── Data provided
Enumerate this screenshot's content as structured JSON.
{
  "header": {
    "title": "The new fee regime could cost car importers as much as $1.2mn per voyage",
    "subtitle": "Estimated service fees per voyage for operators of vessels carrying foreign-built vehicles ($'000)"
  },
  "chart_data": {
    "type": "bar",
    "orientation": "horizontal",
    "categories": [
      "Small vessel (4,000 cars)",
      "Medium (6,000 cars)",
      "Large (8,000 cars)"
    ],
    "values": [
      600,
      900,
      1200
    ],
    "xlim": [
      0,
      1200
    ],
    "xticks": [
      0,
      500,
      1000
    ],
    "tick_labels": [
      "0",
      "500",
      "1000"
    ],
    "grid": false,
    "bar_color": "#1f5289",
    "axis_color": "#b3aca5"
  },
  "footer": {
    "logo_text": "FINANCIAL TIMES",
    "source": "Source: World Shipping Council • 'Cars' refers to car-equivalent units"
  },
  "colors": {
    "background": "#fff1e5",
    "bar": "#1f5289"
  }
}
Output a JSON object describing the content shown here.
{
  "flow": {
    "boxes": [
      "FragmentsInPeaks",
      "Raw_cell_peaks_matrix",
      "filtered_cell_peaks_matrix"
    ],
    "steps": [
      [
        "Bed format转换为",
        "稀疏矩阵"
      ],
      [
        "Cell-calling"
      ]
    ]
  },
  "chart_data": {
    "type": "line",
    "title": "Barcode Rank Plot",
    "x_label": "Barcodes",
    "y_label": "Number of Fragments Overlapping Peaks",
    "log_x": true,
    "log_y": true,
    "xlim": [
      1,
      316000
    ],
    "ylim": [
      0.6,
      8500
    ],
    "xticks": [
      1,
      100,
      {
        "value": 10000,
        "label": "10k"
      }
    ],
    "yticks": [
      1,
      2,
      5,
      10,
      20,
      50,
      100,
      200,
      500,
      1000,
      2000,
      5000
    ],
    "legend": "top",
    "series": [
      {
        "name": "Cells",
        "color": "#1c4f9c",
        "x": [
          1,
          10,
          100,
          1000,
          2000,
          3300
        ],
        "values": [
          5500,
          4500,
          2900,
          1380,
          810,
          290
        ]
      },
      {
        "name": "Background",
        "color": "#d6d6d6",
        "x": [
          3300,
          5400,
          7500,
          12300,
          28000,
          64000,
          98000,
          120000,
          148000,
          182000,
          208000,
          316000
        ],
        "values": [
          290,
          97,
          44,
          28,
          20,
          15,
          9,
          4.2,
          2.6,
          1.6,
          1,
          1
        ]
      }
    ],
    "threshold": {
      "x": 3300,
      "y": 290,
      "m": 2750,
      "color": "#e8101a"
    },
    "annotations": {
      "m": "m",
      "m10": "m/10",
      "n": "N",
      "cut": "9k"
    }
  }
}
────
_Requirement_
Could you reproduce every record above exactly as it appears?

_Output_
Enumerate this screenshot's content as structured JSON.
{
  "header": {
    "title": "The new fee regime could cost car importers as much as $1.2mn per voyage",
    "subtitle": "Estimated service fees per voyage for operators of vessels carrying foreign-built vehicles ($'000)"
  },
  "chart_data": {
    "type": "bar",
    "orientation": "horizontal",
    "categories": [
      "Small vessel (4,000 cars)",
      "Medium (6,000 cars)",
      "Large (8,000 cars)"
    ],
    "values": [
      600,
      900,
      1200
    ],
    "xlim": [
      0,
      1200
    ],
    "xticks": [
      0,
      500,
      1000
    ],
    "tick_labels": [
      "0",
      "500",
      "1000"
    ],
    "grid": false,
    "bar_color": "#1f5289",
    "axis_color": "#b3aca5"
  },
  "footer": {
    "logo_text": "FINANCIAL TIMES",
    "source": "Source: World Shipping Council • 'Cars' refers to car-equivalent units"
  },
  "colors": {
    "background": "#fff1e5",
    "bar": "#1f5289"
  }
}
Output a JSON object describing the content shown here.
{
  "flow": {
    "boxes": [
      "FragmentsInPeaks",
      "Raw_cell_peaks_matrix",
      "filtered_cell_peaks_matrix"
    ],
    "steps": [
      [
        "Bed format转换为",
        "稀疏矩阵"
      ],
      [
        "Cell-calling"
      ]
    ]
  },
  "chart_data": {
    "type": "line",
    "title": "Barcode Rank Plot",
    "x_label": "Barcodes",
    "y_label": "Number of Fragments Overlapping Peaks",
    "log_x": true,
    "log_y": true,
    "xlim": [
      1,
      316000
    ],
    "ylim": [
      0.6,
      8500
    ],
    "xticks": [
      1,
      100,
      {
        "value": 10000,
        "label": "10k"
      }
    ],
    "yticks": [
      1,
      2,
      5,
      10,
      20,
      50,
      100,
      200,
      500,
      1000,
      2000,
      5000
    ],
    "legend": "top",
    "series": [
      {
        "name": "Cells",
        "color": "#1c4f9c",
        "x": [
          1,
          10,
          100,
          1000,
          2000,
          3300
        ],
        "values": [
          5500,
          4500,
          2900,
          1380,
          810,
          290
        ]
      },
      {
        "name": "Background",
        "color": "#d6d6d6",
        "x": [
          3300,
          5400,
          7500,
          12300,
          28000,
          64000,
          98000,
          120000,
          148000,
          182000,
          208000,
          316000
        ],
        "values": [
          290,
          97,
          44,
          28,
          20,
          15,
          9,
          4.2,
          2.6,
          1.6,
          1,
          1
        ]
      }
    ],
    "threshold": {
      "x": 3300,
      "y": 290,
      "m": 2750,
      "color": "#e8101a"
    },
    "annotations": {
      "m": "m",
      "m10": "m/10",
      "n": "N",
      "cut": "9k"
    }
  }
}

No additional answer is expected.